Data excerpts
• • • • •
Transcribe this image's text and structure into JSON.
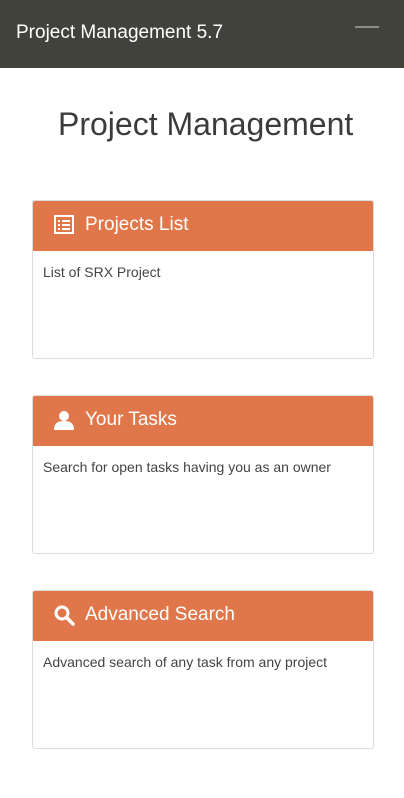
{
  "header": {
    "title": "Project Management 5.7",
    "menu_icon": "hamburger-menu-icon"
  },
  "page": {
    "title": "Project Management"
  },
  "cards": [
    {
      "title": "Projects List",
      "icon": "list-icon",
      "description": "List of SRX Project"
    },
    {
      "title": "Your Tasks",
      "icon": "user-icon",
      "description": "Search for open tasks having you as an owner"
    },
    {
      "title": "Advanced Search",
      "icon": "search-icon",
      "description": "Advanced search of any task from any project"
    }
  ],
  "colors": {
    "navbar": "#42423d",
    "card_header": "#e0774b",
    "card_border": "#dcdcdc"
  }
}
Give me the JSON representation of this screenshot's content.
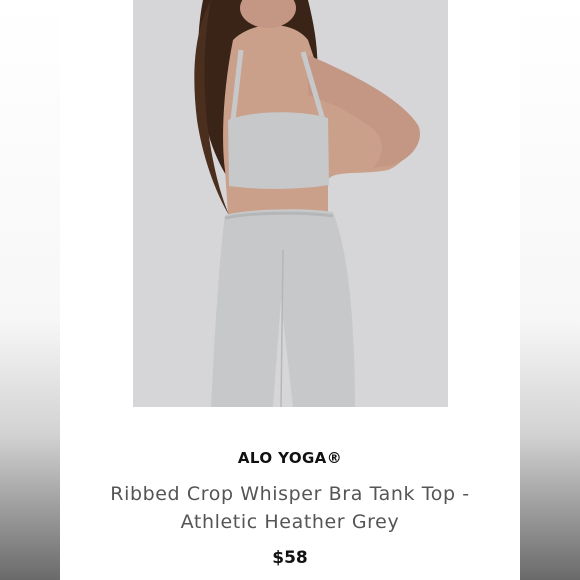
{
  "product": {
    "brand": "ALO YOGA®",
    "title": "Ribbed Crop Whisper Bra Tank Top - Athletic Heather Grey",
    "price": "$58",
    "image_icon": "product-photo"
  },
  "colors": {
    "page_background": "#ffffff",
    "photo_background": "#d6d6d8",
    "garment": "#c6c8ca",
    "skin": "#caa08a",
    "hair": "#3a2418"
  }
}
• • • • •
DIRECTION → Do not include the pictures. Quote only the lines from the line with "Give me the" through the end of the material, both ends included, exactly.

SOLUTION FOR THIS PROBLEM →
Give me the JSON representation of this screenshot's content.
{
  "product": {
    "brand": "ALO YOGA®",
    "title": "Ribbed Crop Whisper Bra Tank Top - Athletic Heather Grey",
    "price": "$58",
    "image_icon": "product-photo"
  },
  "colors": {
    "page_background": "#ffffff",
    "photo_background": "#d6d6d8",
    "garment": "#c6c8ca",
    "skin": "#caa08a",
    "hair": "#3a2418"
  }
}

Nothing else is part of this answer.